The input:
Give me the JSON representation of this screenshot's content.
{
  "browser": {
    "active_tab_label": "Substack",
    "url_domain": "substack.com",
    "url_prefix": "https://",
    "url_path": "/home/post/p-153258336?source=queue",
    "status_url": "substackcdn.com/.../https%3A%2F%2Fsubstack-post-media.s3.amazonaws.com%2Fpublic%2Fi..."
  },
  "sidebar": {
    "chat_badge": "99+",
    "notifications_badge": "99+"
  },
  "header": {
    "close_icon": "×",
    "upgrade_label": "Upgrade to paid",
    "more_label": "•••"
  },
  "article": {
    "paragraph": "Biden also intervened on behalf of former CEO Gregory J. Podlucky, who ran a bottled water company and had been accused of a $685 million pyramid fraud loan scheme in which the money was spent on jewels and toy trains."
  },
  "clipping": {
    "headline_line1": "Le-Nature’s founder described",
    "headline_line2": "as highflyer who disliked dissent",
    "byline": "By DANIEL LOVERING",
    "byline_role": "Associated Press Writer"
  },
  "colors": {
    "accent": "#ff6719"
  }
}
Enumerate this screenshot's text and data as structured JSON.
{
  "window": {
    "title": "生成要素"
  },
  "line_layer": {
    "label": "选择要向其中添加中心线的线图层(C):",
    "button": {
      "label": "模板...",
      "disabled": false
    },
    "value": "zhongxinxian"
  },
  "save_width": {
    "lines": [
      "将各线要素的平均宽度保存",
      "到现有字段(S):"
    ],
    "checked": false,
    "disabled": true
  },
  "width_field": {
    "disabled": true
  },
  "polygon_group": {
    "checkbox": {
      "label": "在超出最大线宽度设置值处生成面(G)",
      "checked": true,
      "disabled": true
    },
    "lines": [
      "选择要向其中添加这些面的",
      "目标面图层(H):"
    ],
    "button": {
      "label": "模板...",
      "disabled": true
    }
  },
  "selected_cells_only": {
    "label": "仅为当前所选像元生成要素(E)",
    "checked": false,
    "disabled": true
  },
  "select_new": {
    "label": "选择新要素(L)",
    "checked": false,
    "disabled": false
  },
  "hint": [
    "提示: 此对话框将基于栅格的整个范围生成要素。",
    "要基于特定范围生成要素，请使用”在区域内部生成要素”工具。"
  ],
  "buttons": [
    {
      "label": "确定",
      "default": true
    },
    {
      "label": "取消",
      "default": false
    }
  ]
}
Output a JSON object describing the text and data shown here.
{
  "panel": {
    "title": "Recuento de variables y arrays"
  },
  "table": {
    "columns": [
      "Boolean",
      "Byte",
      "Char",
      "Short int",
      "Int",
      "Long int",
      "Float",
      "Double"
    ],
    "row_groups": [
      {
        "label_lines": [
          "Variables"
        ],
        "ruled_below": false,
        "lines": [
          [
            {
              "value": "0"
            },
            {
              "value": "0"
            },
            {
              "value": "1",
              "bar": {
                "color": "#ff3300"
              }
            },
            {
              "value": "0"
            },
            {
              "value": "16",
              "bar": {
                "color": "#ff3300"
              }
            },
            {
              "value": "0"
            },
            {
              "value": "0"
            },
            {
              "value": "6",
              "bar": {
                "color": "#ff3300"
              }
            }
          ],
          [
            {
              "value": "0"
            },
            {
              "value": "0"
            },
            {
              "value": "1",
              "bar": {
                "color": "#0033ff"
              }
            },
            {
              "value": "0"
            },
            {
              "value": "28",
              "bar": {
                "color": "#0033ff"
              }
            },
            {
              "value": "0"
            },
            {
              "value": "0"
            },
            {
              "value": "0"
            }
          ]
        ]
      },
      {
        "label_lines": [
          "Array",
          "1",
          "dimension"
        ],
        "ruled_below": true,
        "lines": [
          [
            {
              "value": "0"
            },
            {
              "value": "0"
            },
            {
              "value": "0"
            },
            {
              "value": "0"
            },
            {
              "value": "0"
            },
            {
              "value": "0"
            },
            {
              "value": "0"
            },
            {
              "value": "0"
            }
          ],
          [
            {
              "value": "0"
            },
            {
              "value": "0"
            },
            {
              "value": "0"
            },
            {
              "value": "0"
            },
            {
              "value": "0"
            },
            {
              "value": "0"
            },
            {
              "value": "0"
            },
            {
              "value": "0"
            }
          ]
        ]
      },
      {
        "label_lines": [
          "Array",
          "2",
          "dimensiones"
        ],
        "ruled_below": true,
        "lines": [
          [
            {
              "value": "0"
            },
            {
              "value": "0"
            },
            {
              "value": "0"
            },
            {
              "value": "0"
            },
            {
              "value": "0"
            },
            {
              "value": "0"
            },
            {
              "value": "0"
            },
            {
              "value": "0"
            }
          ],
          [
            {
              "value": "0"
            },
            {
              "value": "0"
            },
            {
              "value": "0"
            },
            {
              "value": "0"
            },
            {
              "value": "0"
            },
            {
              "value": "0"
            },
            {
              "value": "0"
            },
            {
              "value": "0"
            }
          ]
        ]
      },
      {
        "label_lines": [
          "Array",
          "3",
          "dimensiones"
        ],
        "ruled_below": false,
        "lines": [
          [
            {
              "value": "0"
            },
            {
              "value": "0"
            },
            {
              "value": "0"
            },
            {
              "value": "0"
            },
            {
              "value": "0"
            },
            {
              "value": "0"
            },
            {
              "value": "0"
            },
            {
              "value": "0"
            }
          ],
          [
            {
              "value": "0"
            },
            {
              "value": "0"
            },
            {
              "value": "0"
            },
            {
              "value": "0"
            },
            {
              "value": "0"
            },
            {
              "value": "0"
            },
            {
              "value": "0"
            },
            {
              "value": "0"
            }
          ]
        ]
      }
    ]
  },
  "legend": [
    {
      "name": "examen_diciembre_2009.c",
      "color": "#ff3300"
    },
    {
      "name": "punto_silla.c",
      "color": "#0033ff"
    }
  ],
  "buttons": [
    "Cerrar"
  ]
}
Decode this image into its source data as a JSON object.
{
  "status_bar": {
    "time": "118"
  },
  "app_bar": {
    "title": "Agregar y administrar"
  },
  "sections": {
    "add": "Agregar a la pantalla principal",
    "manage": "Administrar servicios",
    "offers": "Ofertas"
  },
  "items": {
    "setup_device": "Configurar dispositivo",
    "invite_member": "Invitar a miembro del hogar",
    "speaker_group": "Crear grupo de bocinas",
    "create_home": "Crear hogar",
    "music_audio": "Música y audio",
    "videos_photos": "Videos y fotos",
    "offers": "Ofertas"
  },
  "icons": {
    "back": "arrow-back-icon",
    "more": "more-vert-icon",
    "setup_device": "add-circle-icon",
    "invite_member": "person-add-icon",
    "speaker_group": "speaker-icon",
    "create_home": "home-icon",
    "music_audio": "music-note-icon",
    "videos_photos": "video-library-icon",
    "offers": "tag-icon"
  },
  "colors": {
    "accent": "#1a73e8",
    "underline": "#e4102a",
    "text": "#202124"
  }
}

Description of the task:
Please set down each line of the records exactly as given.

Written response:
Give me the JSON representation of this screenshot's content.
{
  "browser": {
    "active_tab_label": "Substack",
    "url_domain": "substack.com",
    "url_prefix": "https://",
    "url_path": "/home/post/p-153258336?source=queue",
    "status_url": "substackcdn.com/.../https%3A%2F%2Fsubstack-post-media.s3.amazonaws.com%2Fpublic%2Fi..."
  },
  "sidebar": {
    "chat_badge": "99+",
    "notifications_badge": "99+"
  },
  "header": {
    "close_icon": "×",
    "upgrade_label": "Upgrade to paid",
    "more_label": "•••"
  },
  "article": {
    "paragraph": "Biden also intervened on behalf of former CEO Gregory J. Podlucky, who ran a bottled water company and had been accused of a $685 million pyramid fraud loan scheme in which the money was spent on jewels and toy trains."
  },
  "clipping": {
    "headline_line1": "Le-Nature’s founder described",
    "headline_line2": "as highflyer who disliked dissent",
    "byline": "By DANIEL LOVERING",
    "byline_role": "Associated Press Writer"
  },
  "colors": {
    "accent": "#ff6719"
  }
}
Enumerate this screenshot's text and data as structured JSON.
{
  "window": {
    "title": "生成要素"
  },
  "line_layer": {
    "label": "选择要向其中添加中心线的线图层(C):",
    "button": {
      "label": "模板...",
      "disabled": false
    },
    "value": "zhongxinxian"
  },
  "save_width": {
    "lines": [
      "将各线要素的平均宽度保存",
      "到现有字段(S):"
    ],
    "checked": false,
    "disabled": true
  },
  "width_field": {
    "disabled": true
  },
  "polygon_group": {
    "checkbox": {
      "label": "在超出最大线宽度设置值处生成面(G)",
      "checked": true,
      "disabled": true
    },
    "lines": [
      "选择要向其中添加这些面的",
      "目标面图层(H):"
    ],
    "button": {
      "label": "模板...",
      "disabled": true
    }
  },
  "selected_cells_only": {
    "label": "仅为当前所选像元生成要素(E)",
    "checked": false,
    "disabled": true
  },
  "select_new": {
    "label": "选择新要素(L)",
    "checked": false,
    "disabled": false
  },
  "hint": [
    "提示: 此对话框将基于栅格的整个范围生成要素。",
    "要基于特定范围生成要素，请使用”在区域内部生成要素”工具。"
  ],
  "buttons": [
    {
      "label": "确定",
      "default": true
    },
    {
      "label": "取消",
      "default": false
    }
  ]
}
Output a JSON object describing the text and data shown here.
{
  "panel": {
    "title": "Recuento de variables y arrays"
  },
  "table": {
    "columns": [
      "Boolean",
      "Byte",
      "Char",
      "Short int",
      "Int",
      "Long int",
      "Float",
      "Double"
    ],
    "row_groups": [
      {
        "label_lines": [
          "Variables"
        ],
        "ruled_below": false,
        "lines": [
          [
            {
              "value": "0"
            },
            {
              "value": "0"
            },
            {
              "value": "1",
              "bar": {
                "color": "#ff3300"
              }
            },
            {
              "value": "0"
            },
            {
              "value": "16",
              "bar": {
                "color": "#ff3300"
              }
            },
            {
              "value": "0"
            },
            {
              "value": "0"
            },
            {
              "value": "6",
              "bar": {
                "color": "#ff3300"
              }
            }
          ],
          [
            {
              "value": "0"
            },
            {
              "value": "0"
            },
            {
              "value": "1",
              "bar": {
                "color": "#0033ff"
              }
            },
            {
              "value": "0"
            },
            {
              "value": "28",
              "bar": {
                "color": "#0033ff"
              }
            },
            {
              "value": "0"
            },
            {
              "value": "0"
            },
            {
              "value": "0"
            }
          ]
        ]
      },
      {
        "label_lines": [
          "Array",
          "1",
          "dimension"
        ],
        "ruled_below": true,
        "lines": [
          [
            {
              "value": "0"
            },
            {
              "value": "0"
            },
            {
              "value": "0"
            },
            {
              "value": "0"
            },
            {
              "value": "0"
            },
            {
              "value": "0"
            },
            {
              "value": "0"
            },
            {
              "value": "0"
            }
          ],
          [
            {
              "value": "0"
            },
            {
              "value": "0"
            },
            {
              "value": "0"
            },
            {
              "value": "0"
            },
            {
              "value": "0"
            },
            {
              "value": "0"
            },
            {
              "value": "0"
            },
            {
              "value": "0"
            }
          ]
        ]
      },
      {
        "label_lines": [
          "Array",
          "2",
          "dimensiones"
        ],
        "ruled_below": true,
        "lines": [
          [
            {
              "value": "0"
            },
            {
              "value": "0"
            },
            {
              "value": "0"
            },
            {
              "value": "0"
            },
            {
              "value": "0"
            },
            {
              "value": "0"
            },
            {
              "value": "0"
            },
            {
              "value": "0"
            }
          ],
          [
            {
              "value": "0"
            },
            {
              "value": "0"
            },
            {
              "value": "0"
            },
            {
              "value": "0"
            },
            {
              "value": "0"
            },
            {
              "value": "0"
            },
            {
              "value": "0"
            },
            {
              "value": "0"
            }
          ]
        ]
      },
      {
        "label_lines": [
          "Array",
          "3",
          "dimensiones"
        ],
        "ruled_below": false,
        "lines": [
          [
            {
              "value": "0"
            },
            {
              "value": "0"
            },
            {
              "value": "0"
            },
            {
              "value": "0"
            },
            {
              "value": "0"
            },
            {
              "value": "0"
            },
            {
              "value": "0"
            },
            {
              "value": "0"
            }
          ],
          [
            {
              "value": "0"
            },
            {
              "value": "0"
            },
            {
              "value": "0"
            },
            {
              "value": "0"
            },
            {
              "value": "0"
            },
            {
              "value": "0"
            },
            {
              "value": "0"
            },
            {
              "value": "0"
            }
          ]
        ]
      }
    ]
  },
  "legend": [
    {
      "name": "examen_diciembre_2009.c",
      "color": "#ff3300"
    },
    {
      "name": "punto_silla.c",
      "color": "#0033ff"
    }
  ],
  "buttons": [
    "Cerrar"
  ]
}
Decode this image into its source data as a JSON object.
{
  "status_bar": {
    "time": "118"
  },
  "app_bar": {
    "title": "Agregar y administrar"
  },
  "sections": {
    "add": "Agregar a la pantalla principal",
    "manage": "Administrar servicios",
    "offers": "Ofertas"
  },
  "items": {
    "setup_device": "Configurar dispositivo",
    "invite_member": "Invitar a miembro del hogar",
    "speaker_group": "Crear grupo de bocinas",
    "create_home": "Crear hogar",
    "music_audio": "Música y audio",
    "videos_photos": "Videos y fotos",
    "offers": "Ofertas"
  },
  "icons": {
    "back": "arrow-back-icon",
    "more": "more-vert-icon",
    "setup_device": "add-circle-icon",
    "invite_member": "person-add-icon",
    "speaker_group": "speaker-icon",
    "create_home": "home-icon",
    "music_audio": "music-note-icon",
    "videos_photos": "video-library-icon",
    "offers": "tag-icon"
  },
  "colors": {
    "accent": "#1a73e8",
    "underline": "#e4102a",
    "text": "#202124"
  }
}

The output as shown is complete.